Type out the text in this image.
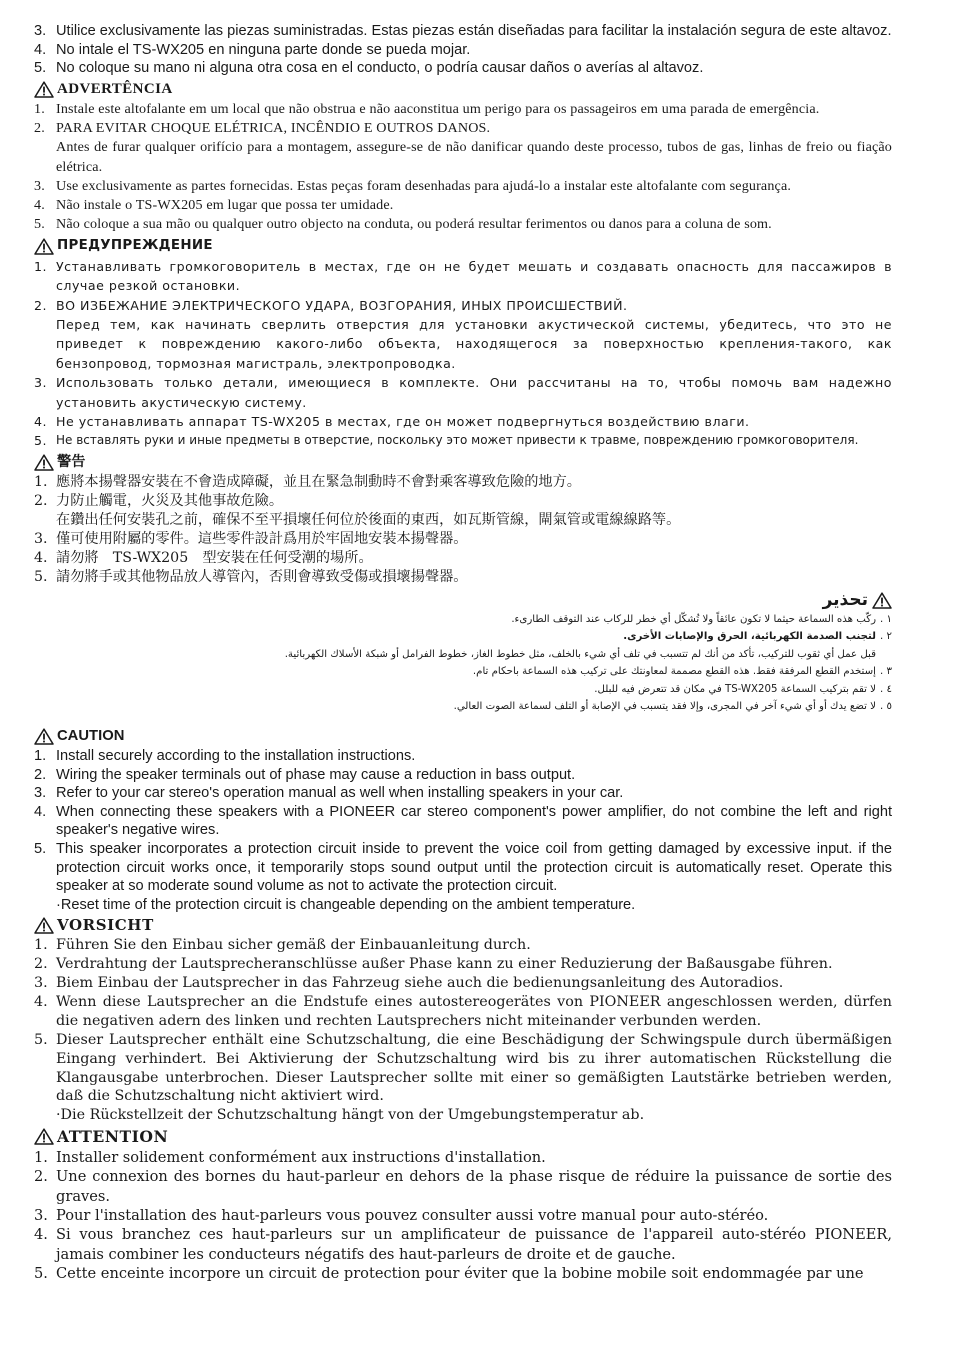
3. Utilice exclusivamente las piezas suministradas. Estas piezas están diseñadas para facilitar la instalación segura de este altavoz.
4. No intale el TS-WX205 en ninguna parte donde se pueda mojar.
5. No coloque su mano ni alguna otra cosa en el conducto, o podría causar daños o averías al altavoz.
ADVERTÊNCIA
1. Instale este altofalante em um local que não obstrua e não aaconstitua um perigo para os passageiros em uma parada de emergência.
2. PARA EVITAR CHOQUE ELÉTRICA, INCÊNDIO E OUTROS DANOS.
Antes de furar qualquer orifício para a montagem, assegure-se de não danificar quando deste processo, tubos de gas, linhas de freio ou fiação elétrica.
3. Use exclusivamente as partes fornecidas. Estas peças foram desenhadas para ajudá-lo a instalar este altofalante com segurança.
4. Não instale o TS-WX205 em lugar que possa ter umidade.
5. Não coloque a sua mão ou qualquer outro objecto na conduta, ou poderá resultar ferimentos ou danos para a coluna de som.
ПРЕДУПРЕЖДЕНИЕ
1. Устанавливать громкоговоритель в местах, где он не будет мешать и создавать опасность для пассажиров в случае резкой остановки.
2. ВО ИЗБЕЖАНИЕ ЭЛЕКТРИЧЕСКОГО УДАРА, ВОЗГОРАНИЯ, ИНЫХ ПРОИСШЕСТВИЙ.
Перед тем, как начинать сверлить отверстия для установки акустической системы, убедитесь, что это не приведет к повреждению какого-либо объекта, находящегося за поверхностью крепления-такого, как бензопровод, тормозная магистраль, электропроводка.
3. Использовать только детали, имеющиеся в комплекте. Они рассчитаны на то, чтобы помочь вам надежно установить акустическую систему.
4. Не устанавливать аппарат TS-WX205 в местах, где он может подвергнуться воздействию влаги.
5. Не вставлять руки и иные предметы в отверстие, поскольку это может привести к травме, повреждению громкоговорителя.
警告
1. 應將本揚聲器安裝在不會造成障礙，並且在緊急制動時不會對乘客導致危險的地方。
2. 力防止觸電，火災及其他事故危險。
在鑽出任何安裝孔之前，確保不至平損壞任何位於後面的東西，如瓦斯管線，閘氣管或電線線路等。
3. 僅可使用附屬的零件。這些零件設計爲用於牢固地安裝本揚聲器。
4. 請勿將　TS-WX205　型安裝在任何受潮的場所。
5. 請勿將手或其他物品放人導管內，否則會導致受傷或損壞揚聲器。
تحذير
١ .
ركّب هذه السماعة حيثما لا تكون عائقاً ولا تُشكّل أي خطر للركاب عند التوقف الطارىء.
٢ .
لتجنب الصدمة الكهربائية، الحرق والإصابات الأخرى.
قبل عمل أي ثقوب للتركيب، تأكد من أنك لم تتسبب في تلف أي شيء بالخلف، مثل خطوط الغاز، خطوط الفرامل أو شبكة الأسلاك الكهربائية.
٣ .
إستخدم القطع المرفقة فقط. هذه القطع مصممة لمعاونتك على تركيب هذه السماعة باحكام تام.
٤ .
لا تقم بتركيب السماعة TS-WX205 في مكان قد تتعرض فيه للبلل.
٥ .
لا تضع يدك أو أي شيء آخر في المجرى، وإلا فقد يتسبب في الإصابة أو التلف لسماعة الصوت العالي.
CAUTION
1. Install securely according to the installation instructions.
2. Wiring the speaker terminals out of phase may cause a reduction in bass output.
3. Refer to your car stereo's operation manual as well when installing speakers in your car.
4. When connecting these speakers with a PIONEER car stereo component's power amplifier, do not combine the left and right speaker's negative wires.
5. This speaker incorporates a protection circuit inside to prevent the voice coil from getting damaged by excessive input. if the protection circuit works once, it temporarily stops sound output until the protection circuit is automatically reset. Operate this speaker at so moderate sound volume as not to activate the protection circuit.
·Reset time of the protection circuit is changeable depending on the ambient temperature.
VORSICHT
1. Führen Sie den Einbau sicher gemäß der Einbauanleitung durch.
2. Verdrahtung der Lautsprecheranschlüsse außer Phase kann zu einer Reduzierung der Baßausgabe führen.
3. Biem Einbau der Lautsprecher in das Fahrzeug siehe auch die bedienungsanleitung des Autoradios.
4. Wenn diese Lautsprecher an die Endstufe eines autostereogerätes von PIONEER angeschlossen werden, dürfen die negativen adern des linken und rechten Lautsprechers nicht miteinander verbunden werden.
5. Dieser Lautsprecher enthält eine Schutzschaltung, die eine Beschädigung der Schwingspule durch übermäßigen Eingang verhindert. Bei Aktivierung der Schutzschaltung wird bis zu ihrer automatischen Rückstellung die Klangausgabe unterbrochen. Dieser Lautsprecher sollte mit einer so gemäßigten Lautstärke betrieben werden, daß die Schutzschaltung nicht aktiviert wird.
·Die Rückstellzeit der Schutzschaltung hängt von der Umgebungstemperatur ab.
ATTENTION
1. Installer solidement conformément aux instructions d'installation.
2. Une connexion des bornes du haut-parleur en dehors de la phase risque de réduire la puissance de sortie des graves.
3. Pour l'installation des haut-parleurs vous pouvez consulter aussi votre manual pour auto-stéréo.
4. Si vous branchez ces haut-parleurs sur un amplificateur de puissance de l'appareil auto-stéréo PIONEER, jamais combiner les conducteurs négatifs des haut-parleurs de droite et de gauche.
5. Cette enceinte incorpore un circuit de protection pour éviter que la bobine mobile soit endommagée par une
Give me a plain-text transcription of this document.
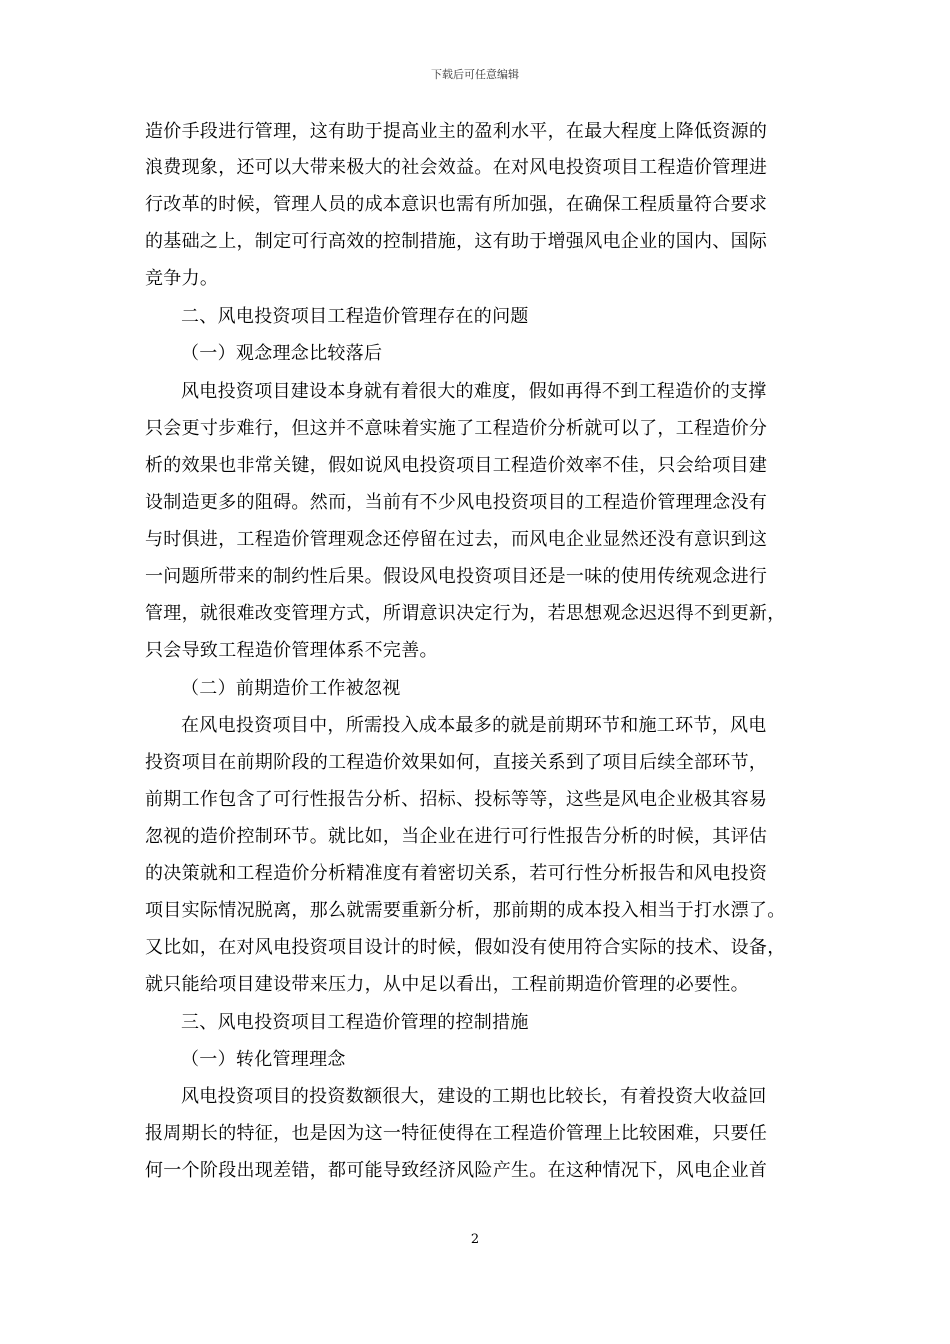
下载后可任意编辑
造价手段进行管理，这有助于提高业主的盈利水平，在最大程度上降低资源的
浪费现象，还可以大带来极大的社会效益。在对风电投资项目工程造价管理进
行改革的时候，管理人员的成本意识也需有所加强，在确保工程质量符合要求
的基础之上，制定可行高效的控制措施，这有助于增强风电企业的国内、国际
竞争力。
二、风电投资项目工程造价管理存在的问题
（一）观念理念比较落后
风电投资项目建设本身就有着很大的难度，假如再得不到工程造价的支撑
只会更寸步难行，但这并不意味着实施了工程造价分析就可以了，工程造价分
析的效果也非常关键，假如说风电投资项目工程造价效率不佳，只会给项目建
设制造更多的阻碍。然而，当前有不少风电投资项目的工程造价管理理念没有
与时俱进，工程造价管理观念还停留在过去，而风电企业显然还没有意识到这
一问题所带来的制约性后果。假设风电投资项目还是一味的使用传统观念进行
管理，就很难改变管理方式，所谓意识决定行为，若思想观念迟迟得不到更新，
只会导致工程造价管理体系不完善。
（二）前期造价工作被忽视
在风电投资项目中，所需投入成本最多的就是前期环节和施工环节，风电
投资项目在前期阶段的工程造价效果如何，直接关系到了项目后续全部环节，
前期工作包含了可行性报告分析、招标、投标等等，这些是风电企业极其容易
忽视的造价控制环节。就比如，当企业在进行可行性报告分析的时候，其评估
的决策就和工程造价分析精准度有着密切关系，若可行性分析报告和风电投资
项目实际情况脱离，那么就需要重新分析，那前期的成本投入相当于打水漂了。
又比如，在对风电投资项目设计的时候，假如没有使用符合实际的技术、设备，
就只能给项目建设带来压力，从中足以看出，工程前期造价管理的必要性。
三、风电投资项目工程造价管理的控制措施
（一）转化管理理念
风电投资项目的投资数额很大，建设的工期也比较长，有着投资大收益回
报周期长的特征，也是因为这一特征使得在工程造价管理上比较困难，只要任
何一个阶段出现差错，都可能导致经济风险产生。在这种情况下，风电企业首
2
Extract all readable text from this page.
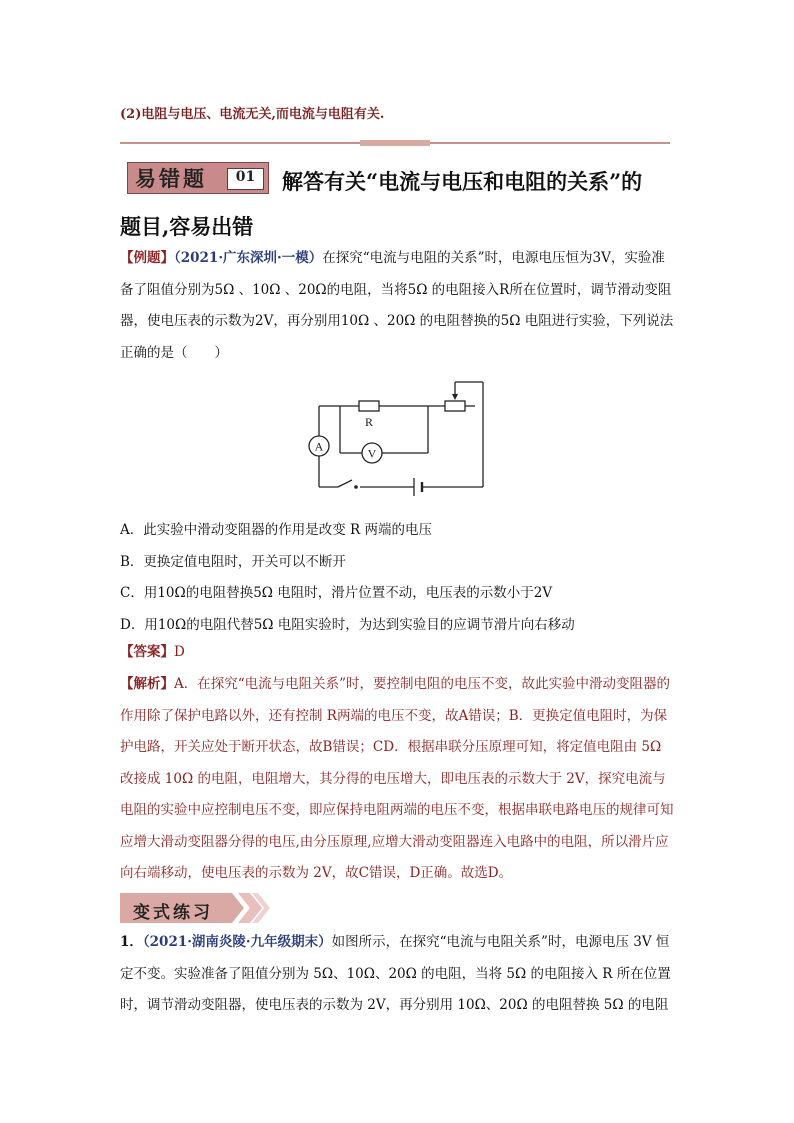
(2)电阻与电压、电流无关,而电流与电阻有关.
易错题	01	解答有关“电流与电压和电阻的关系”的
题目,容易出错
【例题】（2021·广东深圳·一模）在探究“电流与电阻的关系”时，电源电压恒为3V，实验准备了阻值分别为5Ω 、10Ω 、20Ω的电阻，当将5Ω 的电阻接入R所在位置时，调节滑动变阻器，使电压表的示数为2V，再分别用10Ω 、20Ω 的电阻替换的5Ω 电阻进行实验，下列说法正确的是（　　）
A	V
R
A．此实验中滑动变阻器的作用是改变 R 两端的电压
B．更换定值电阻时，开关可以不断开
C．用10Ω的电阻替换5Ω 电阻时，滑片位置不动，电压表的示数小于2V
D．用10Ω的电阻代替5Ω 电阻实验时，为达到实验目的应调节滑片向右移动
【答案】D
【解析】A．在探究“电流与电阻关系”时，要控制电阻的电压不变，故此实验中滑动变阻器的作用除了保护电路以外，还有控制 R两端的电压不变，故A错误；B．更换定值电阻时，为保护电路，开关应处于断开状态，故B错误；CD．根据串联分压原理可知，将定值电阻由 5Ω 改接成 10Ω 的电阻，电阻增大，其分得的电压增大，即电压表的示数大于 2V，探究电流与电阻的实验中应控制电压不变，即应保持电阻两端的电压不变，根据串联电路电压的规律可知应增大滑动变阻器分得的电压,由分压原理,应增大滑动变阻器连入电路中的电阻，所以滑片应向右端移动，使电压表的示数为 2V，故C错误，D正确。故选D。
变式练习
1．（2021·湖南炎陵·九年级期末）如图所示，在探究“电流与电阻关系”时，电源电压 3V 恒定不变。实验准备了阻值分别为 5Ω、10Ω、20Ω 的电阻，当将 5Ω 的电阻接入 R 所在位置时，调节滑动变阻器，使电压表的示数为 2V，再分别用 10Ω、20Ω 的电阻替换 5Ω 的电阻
########################################
## Job
Only the lines from the one that holds "Give me a plain-text" through the end of the records above should be printed again, exactly as they are. Leave out the pictures.

## Answer to the exercise
Give me a plain-text transcription of this document.
下载后可任意编辑
造价手段进行管理，这有助于提高业主的盈利水平，在最大程度上降低资源的
浪费现象，还可以大带来极大的社会效益。在对风电投资项目工程造价管理进
行改革的时候，管理人员的成本意识也需有所加强，在确保工程质量符合要求
的基础之上，制定可行高效的控制措施，这有助于增强风电企业的国内、国际
竞争力。
二、风电投资项目工程造价管理存在的问题
（一）观念理念比较落后
风电投资项目建设本身就有着很大的难度，假如再得不到工程造价的支撑
只会更寸步难行，但这并不意味着实施了工程造价分析就可以了，工程造价分
析的效果也非常关键，假如说风电投资项目工程造价效率不佳，只会给项目建
设制造更多的阻碍。然而，当前有不少风电投资项目的工程造价管理理念没有
与时俱进，工程造价管理观念还停留在过去，而风电企业显然还没有意识到这
一问题所带来的制约性后果。假设风电投资项目还是一味的使用传统观念进行
管理，就很难改变管理方式，所谓意识决定行为，若思想观念迟迟得不到更新，
只会导致工程造价管理体系不完善。
（二）前期造价工作被忽视
在风电投资项目中，所需投入成本最多的就是前期环节和施工环节，风电
投资项目在前期阶段的工程造价效果如何，直接关系到了项目后续全部环节，
前期工作包含了可行性报告分析、招标、投标等等，这些是风电企业极其容易
忽视的造价控制环节。就比如，当企业在进行可行性报告分析的时候，其评估
的决策就和工程造价分析精准度有着密切关系，若可行性分析报告和风电投资
项目实际情况脱离，那么就需要重新分析，那前期的成本投入相当于打水漂了。
又比如，在对风电投资项目设计的时候，假如没有使用符合实际的技术、设备，
就只能给项目建设带来压力，从中足以看出，工程前期造价管理的必要性。
三、风电投资项目工程造价管理的控制措施
（一）转化管理理念
风电投资项目的投资数额很大，建设的工期也比较长，有着投资大收益回
报周期长的特征，也是因为这一特征使得在工程造价管理上比较困难，只要任
何一个阶段出现差错，都可能导致经济风险产生。在这种情况下，风电企业首
2
Extract all readable text from this page.
(2)电阻与电压、电流无关,而电流与电阻有关.
易错题	01	解答有关“电流与电压和电阻的关系”的
题目,容易出错
【例题】（2021·广东深圳·一模）在探究“电流与电阻的关系”时，电源电压恒为3V，实验准备了阻值分别为5Ω 、10Ω 、20Ω的电阻，当将5Ω 的电阻接入R所在位置时，调节滑动变阻器，使电压表的示数为2V，再分别用10Ω 、20Ω 的电阻替换的5Ω 电阻进行实验，下列说法正确的是（　　）
A	V
R
A．此实验中滑动变阻器的作用是改变 R 两端的电压
B．更换定值电阻时，开关可以不断开
C．用10Ω的电阻替换5Ω 电阻时，滑片位置不动，电压表的示数小于2V
D．用10Ω的电阻代替5Ω 电阻实验时，为达到实验目的应调节滑片向右移动
【答案】D
【解析】A．在探究“电流与电阻关系”时，要控制电阻的电压不变，故此实验中滑动变阻器的作用除了保护电路以外，还有控制 R两端的电压不变，故A错误；B．更换定值电阻时，为保护电路，开关应处于断开状态，故B错误；CD．根据串联分压原理可知，将定值电阻由 5Ω 改接成 10Ω 的电阻，电阻增大，其分得的电压增大，即电压表的示数大于 2V，探究电流与电阻的实验中应控制电压不变，即应保持电阻两端的电压不变，根据串联电路电压的规律可知应增大滑动变阻器分得的电压,由分压原理,应增大滑动变阻器连入电路中的电阻，所以滑片应向右端移动，使电压表的示数为 2V，故C错误，D正确。故选D。
变式练习
1．（2021·湖南炎陵·九年级期末）如图所示，在探究“电流与电阻关系”时，电源电压 3V 恒定不变。实验准备了阻值分别为 5Ω、10Ω、20Ω 的电阻，当将 5Ω 的电阻接入 R 所在位置时，调节滑动变阻器，使电压表的示数为 2V，再分别用 10Ω、20Ω 的电阻替换 5Ω 的电阻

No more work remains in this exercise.